--- SOURCE DOCUMENT ---

Kara Swisher

Recent Posts by Kara Swisher

Marc Andreessen vs. Reid Hoffman in Yahoo Savior Face-Off? Not Yet. (But Delicious to Imagine.)

Last night, the New York Times dropped a juicy little tidbit into its everything-but-the-kitchen-sink daily update of the board mishegas at Yahoo around the deliberations yesterday over two competing private equity bids to buy a partial stake in the company.

No, not the one about Jeff Jordan — former eBay exec, OpenTable CEO and now VC at Andreessen Horowitz — possibly taking a big role at Yahoo if the firm’s bid with Silver Lake prevailed — which was mysteriously removed very soon after it posted (’cuz he will not, so good move, NYT!)

I mean the one about the venture firm’s big-kahuna partner, Marc Andreessen — who will indeed take a board seat and play a strong role in Yahoo’s future if his bid wins — getting a possible competitor in the Silicon Valley savior section of the ongoing show.

That would be in the form of Reid Hoffman, the well-known entrepreneur, VC and angel investor, who the Times said had talked with TPG Capital, Silver Lake’s rival in the Yahoo bidding, about becoming a possible partner.

Wrote the Times:

“TPG has held discussions with Greylock Partners, another venture capital firm, about a possible alignment, two people said. TPG is hoping to draw on the expertise of Reid Hoffman, one of Greylock’s partners and the founder of the professional social network LinkedIn, these people said.”

Translation: If Silver Lake has a tech icon of substance on its team to give uber-geek appeal to its offer — dagnabbit — then TPG was going to raise with another one, whom the very same Times reporter who wrote last night’s article recently nicknamed “The Start-Up Whisperer” in a recent glowing profile of Hoffman.

While I am still trying to grok what a start-up whisperer exactly means (and how someone as self-effacing as Hoffman would react to such a twee moniker without snickering), it’s a move that has likely already irritated Silver Lake.

--- ROWS ---
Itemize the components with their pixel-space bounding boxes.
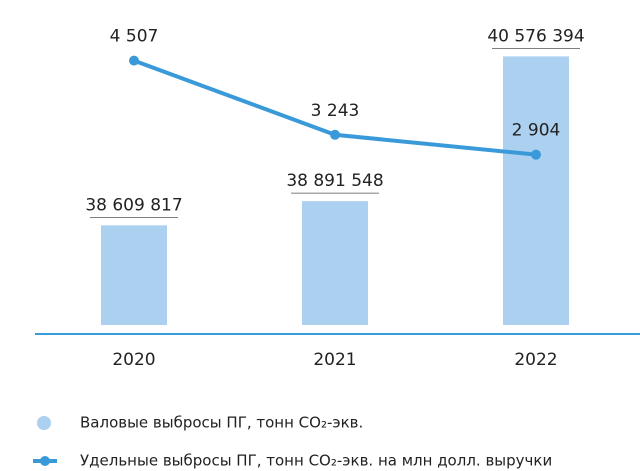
line-value-label: 4 507: [110, 27, 159, 47]
line-value-label: 3 243: [311, 101, 360, 121]
legend-label: Удельные выбросы ПГ, тонн CO₂-экв. на мл…: [80, 452, 552, 470]
x-tick-label: 2020: [112, 350, 155, 370]
bar: [101, 225, 167, 325]
line-point: [531, 149, 541, 160]
bar-value-label: 38 891 548: [286, 171, 383, 191]
line-value-label: 2 904: [512, 121, 561, 141]
bar-value-label: 38 609 817: [85, 195, 182, 215]
legend-marker: [37, 416, 51, 430]
line-point: [330, 129, 340, 140]
bar: [302, 201, 368, 325]
x-tick-label: 2022: [514, 350, 557, 370]
legend-marker: [40, 456, 50, 466]
bar-value-label: 40 576 394: [487, 26, 584, 46]
legend-label: Валовые выбросы ПГ, тонн CO₂-экв.: [80, 414, 363, 432]
line-point: [129, 55, 139, 66]
x-tick-label: 2021: [313, 350, 356, 370]
bar: [503, 56, 569, 325]
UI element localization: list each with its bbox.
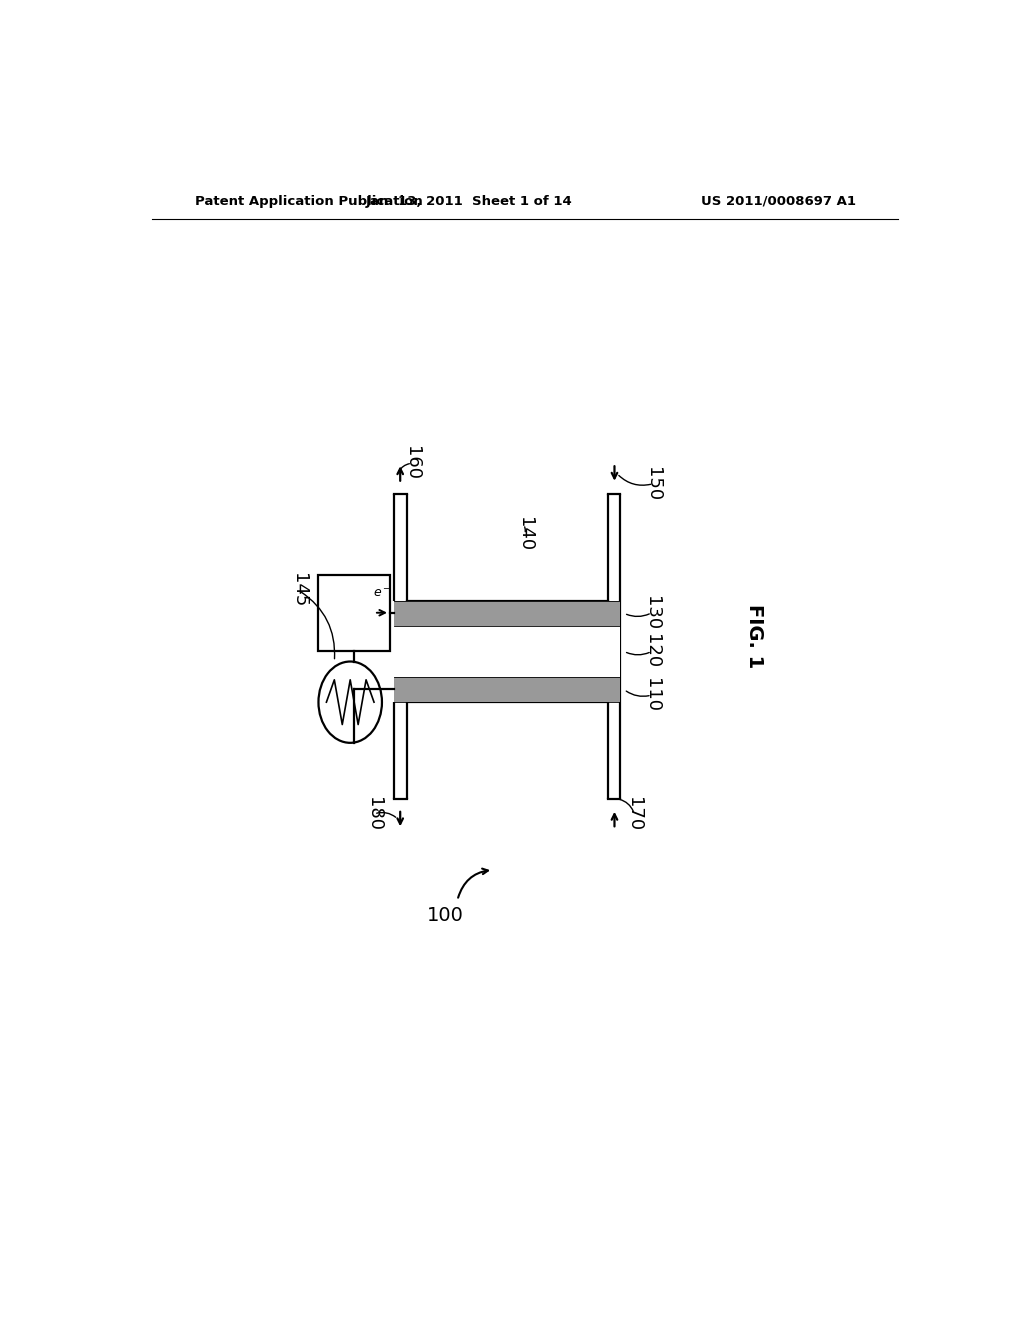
Text: 130: 130	[643, 595, 660, 630]
Text: 145: 145	[290, 573, 307, 607]
Text: 120: 120	[643, 635, 660, 668]
Text: Patent Application Publication: Patent Application Publication	[196, 194, 423, 207]
Text: 170: 170	[626, 797, 643, 832]
Text: 140: 140	[516, 517, 534, 552]
Bar	[394, 601, 621, 626]
Text: Jan. 13, 2011  Sheet 1 of 14: Jan. 13, 2011 Sheet 1 of 14	[366, 194, 572, 207]
Text: 100: 100	[427, 906, 464, 925]
Text: 110: 110	[643, 678, 660, 711]
Bar	[394, 677, 621, 702]
Text: US 2011/0008697 A1: US 2011/0008697 A1	[701, 194, 856, 207]
Text: 160: 160	[403, 446, 421, 480]
Bar	[394, 626, 621, 677]
Bar	[318, 576, 390, 651]
Circle shape	[318, 661, 382, 743]
Text: $e^-$: $e^-$	[373, 586, 391, 599]
Text: FIG. 1: FIG. 1	[745, 605, 765, 668]
Text: 150: 150	[644, 466, 663, 500]
Text: 180: 180	[365, 797, 383, 832]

--- THE TASKS ---
**1)** In the post about the Yahoo bidding, which venture capital firm did TPG hold discussions with about a possible alignment?
**2)** Write the next few paragraphs of the post about the Yahoo bidding, picking up after its final sentence.
The lines have nothing to do with the post about the Yahoo bidding.

--- ANSWERS TO EACH TASK ---
**1)** Greylock Partners.

**2)**
After all, TPG aiming at nabbing Hoffman is akin to two crazy neighbors trying to one-up each other in holiday-lighting lawn decor. (You have a singing Santa, so I’ll have a singing Santa — and I might even add a Lady Gaga-themed crèche for good measure!)

But it’s not a bad instinct, either, to get your own live-action Silicon Valley legend, even if it is only half true in Hoffman’s case.

Because, according to sources who know such things, while Hoffman and TPG have had conversations, there have been no commitments, and nothing is close to being agreed on to link the pair.

That could certainly change, and quickly, but Hoffman or Greylock aren’t currently in TPG’s proposal to Yahoo.

That’s in contrast to Andreessen, who is all in (I am not even going to bother with “sources said” here, since everyone and my mother has seen the proposal) with Silver Lake on the deal to purchase 19.9 percent of Yahoo for about $16.50 a share.

As I reported earlier this week, for Silver Lake’s money and expertise in fixing broken things, the bid includes: Silver Lake getting three board seats; cash going to a buyback of stock or granting of a dividend to shareholders; the ability to select a CEO; approval of its strategic plan for Yahoo, and its solution to come to terms with Yahoo’s unhappy Asian partners; and all the purple wearables you could ever hope for (perhaps Yahoo’s best asset, IMHO, especially worn by such obviously cool dudes, as seen here).

Also, controversial Yahoo co-founder Jerry Yang gets to stay around on the board (but only if he becomes very, very quiet, so as not to rile the activist shareholders).

TPG’s bid is less formed, although its price is slightly higher. And the PE firm has yet to check the “Big Geek Included” box.

Hence, the floating of Hoffman as a contender to take on Andreessen, who was once dubbed the “Golden Geek” by Time magazine.

I hope TPG does, soon, since what a matchup it would be!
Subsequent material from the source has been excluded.